* Your instructions *
Without the pictures, print each of the records below exactly as it appears.

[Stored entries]
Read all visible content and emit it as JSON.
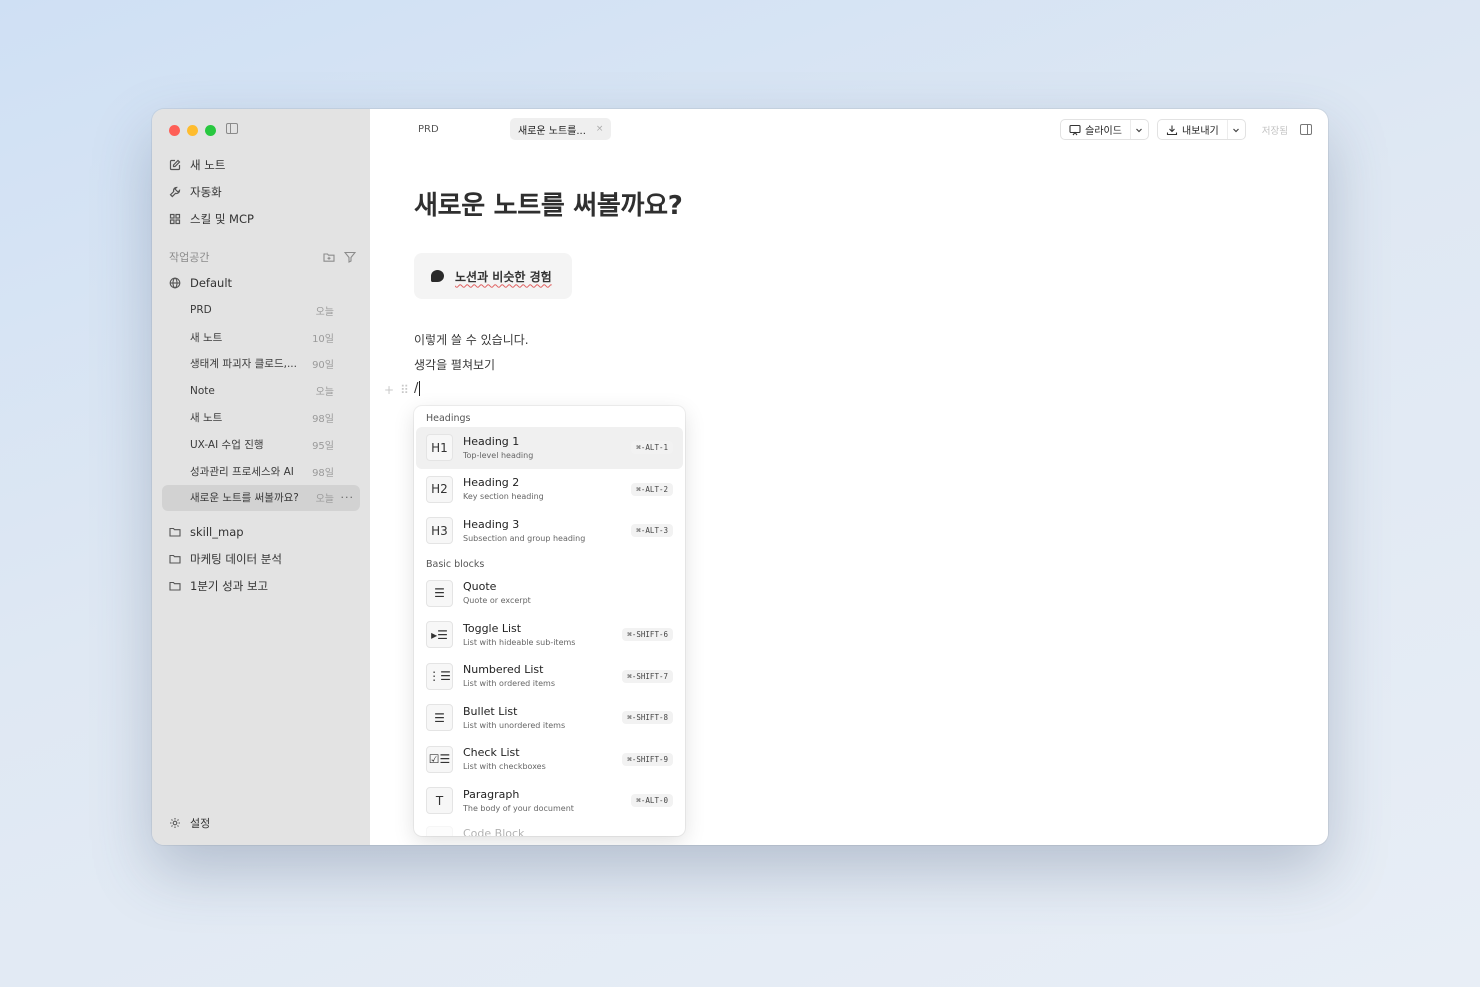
{
  "sidebar": {
    "nav": [
      {
        "label": "새 노트",
        "icon": "edit-icon"
      },
      {
        "label": "자동화",
        "icon": "wrench-icon"
      },
      {
        "label": "스킬 및 MCP",
        "icon": "grid-icon"
      }
    ],
    "section_label": "작업공간",
    "workspace": {
      "label": "Default",
      "icon": "globe-icon"
    },
    "docs": [
      {
        "title": "PRD",
        "date": "오늘"
      },
      {
        "title": "새 노트",
        "date": "10일"
      },
      {
        "title": "생태계 파괴자 클로드,...",
        "date": "90일"
      },
      {
        "title": "Note",
        "date": "오늘"
      },
      {
        "title": "새 노트",
        "date": "98일"
      },
      {
        "title": "UX-AI 수업 진행",
        "date": "95일"
      },
      {
        "title": "성과관리 프로세스와 AI",
        "date": "98일"
      },
      {
        "title": "새로운 노트를 써볼까요?",
        "date": "오늘"
      }
    ],
    "more_glyph": "···",
    "folders": [
      {
        "label": "skill_map"
      },
      {
        "label": "마케팅 데이터 분석"
      },
      {
        "label": "1분기 성과 보고"
      }
    ],
    "settings_label": "설정"
  },
  "tabs": {
    "inactive_label": "PRD",
    "active_label": "새로운 노트를...",
    "close_glyph": "×"
  },
  "toolbar": {
    "slide_label": "슬라이드",
    "export_label": "내보내기",
    "save_status": "저장됨"
  },
  "editor": {
    "title": "새로운 노트를 써볼까요?",
    "callout_text": "노션과 비슷한 경험",
    "line1": "이렇게 쓸 수 있습니다.",
    "line2": "생각을 펼쳐보기",
    "slash_input": "/",
    "add_glyph": "+",
    "drag_glyph": "⠿"
  },
  "slash_menu": {
    "section_headings": "Headings",
    "section_basic": "Basic blocks",
    "headings": [
      {
        "icon": "H1",
        "title": "Heading 1",
        "sub": "Top-level heading",
        "shortcut": "⌘-ALT-1"
      },
      {
        "icon": "H2",
        "title": "Heading 2",
        "sub": "Key section heading",
        "shortcut": "⌘-ALT-2"
      },
      {
        "icon": "H3",
        "title": "Heading 3",
        "sub": "Subsection and group heading",
        "shortcut": "⌘-ALT-3"
      }
    ],
    "basic": [
      {
        "icon": "quote-icon",
        "glyph": "☰",
        "title": "Quote",
        "sub": "Quote or excerpt",
        "shortcut": ""
      },
      {
        "icon": "toggle-list-icon",
        "glyph": "▸☰",
        "title": "Toggle List",
        "sub": "List with hideable sub-items",
        "shortcut": "⌘-SHIFT-6"
      },
      {
        "icon": "numbered-list-icon",
        "glyph": "⋮☰",
        "title": "Numbered List",
        "sub": "List with ordered items",
        "shortcut": "⌘-SHIFT-7"
      },
      {
        "icon": "bullet-list-icon",
        "glyph": "☰",
        "title": "Bullet List",
        "sub": "List with unordered items",
        "shortcut": "⌘-SHIFT-8"
      },
      {
        "icon": "check-list-icon",
        "glyph": "☑☰",
        "title": "Check List",
        "sub": "List with checkboxes",
        "shortcut": "⌘-SHIFT-9"
      },
      {
        "icon": "paragraph-icon",
        "glyph": "T",
        "title": "Paragraph",
        "sub": "The body of your document",
        "shortcut": "⌘-ALT-0"
      }
    ],
    "partial_item": {
      "title": "Code Block"
    }
  }
}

* Problem solution *
Read all visible content and emit it as JSON.
{
  "sidebar": {
    "nav": [
      {
        "label": "새 노트",
        "icon": "edit-icon"
      },
      {
        "label": "자동화",
        "icon": "wrench-icon"
      },
      {
        "label": "스킬 및 MCP",
        "icon": "grid-icon"
      }
    ],
    "section_label": "작업공간",
    "workspace": {
      "label": "Default",
      "icon": "globe-icon"
    },
    "docs": [
      {
        "title": "PRD",
        "date": "오늘"
      },
      {
        "title": "새 노트",
        "date": "10일"
      },
      {
        "title": "생태계 파괴자 클로드,...",
        "date": "90일"
      },
      {
        "title": "Note",
        "date": "오늘"
      },
      {
        "title": "새 노트",
        "date": "98일"
      },
      {
        "title": "UX-AI 수업 진행",
        "date": "95일"
      },
      {
        "title": "성과관리 프로세스와 AI",
        "date": "98일"
      },
      {
        "title": "새로운 노트를 써볼까요?",
        "date": "오늘"
      }
    ],
    "more_glyph": "···",
    "folders": [
      {
        "label": "skill_map"
      },
      {
        "label": "마케팅 데이터 분석"
      },
      {
        "label": "1분기 성과 보고"
      }
    ],
    "settings_label": "설정"
  },
  "tabs": {
    "inactive_label": "PRD",
    "active_label": "새로운 노트를...",
    "close_glyph": "×"
  },
  "toolbar": {
    "slide_label": "슬라이드",
    "export_label": "내보내기",
    "save_status": "저장됨"
  },
  "editor": {
    "title": "새로운 노트를 써볼까요?",
    "callout_text": "노션과 비슷한 경험",
    "line1": "이렇게 쓸 수 있습니다.",
    "line2": "생각을 펼쳐보기",
    "slash_input": "/",
    "add_glyph": "+",
    "drag_glyph": "⠿"
  },
  "slash_menu": {
    "section_headings": "Headings",
    "section_basic": "Basic blocks",
    "headings": [
      {
        "icon": "H1",
        "title": "Heading 1",
        "sub": "Top-level heading",
        "shortcut": "⌘-ALT-1"
      },
      {
        "icon": "H2",
        "title": "Heading 2",
        "sub": "Key section heading",
        "shortcut": "⌘-ALT-2"
      },
      {
        "icon": "H3",
        "title": "Heading 3",
        "sub": "Subsection and group heading",
        "shortcut": "⌘-ALT-3"
      }
    ],
    "basic": [
      {
        "icon": "quote-icon",
        "glyph": "☰",
        "title": "Quote",
        "sub": "Quote or excerpt",
        "shortcut": ""
      },
      {
        "icon": "toggle-list-icon",
        "glyph": "▸☰",
        "title": "Toggle List",
        "sub": "List with hideable sub-items",
        "shortcut": "⌘-SHIFT-6"
      },
      {
        "icon": "numbered-list-icon",
        "glyph": "⋮☰",
        "title": "Numbered List",
        "sub": "List with ordered items",
        "shortcut": "⌘-SHIFT-7"
      },
      {
        "icon": "bullet-list-icon",
        "glyph": "☰",
        "title": "Bullet List",
        "sub": "List with unordered items",
        "shortcut": "⌘-SHIFT-8"
      },
      {
        "icon": "check-list-icon",
        "glyph": "☑☰",
        "title": "Check List",
        "sub": "List with checkboxes",
        "shortcut": "⌘-SHIFT-9"
      },
      {
        "icon": "paragraph-icon",
        "glyph": "T",
        "title": "Paragraph",
        "sub": "The body of your document",
        "shortcut": "⌘-ALT-0"
      }
    ],
    "partial_item": {
      "title": "Code Block"
    }
  }
}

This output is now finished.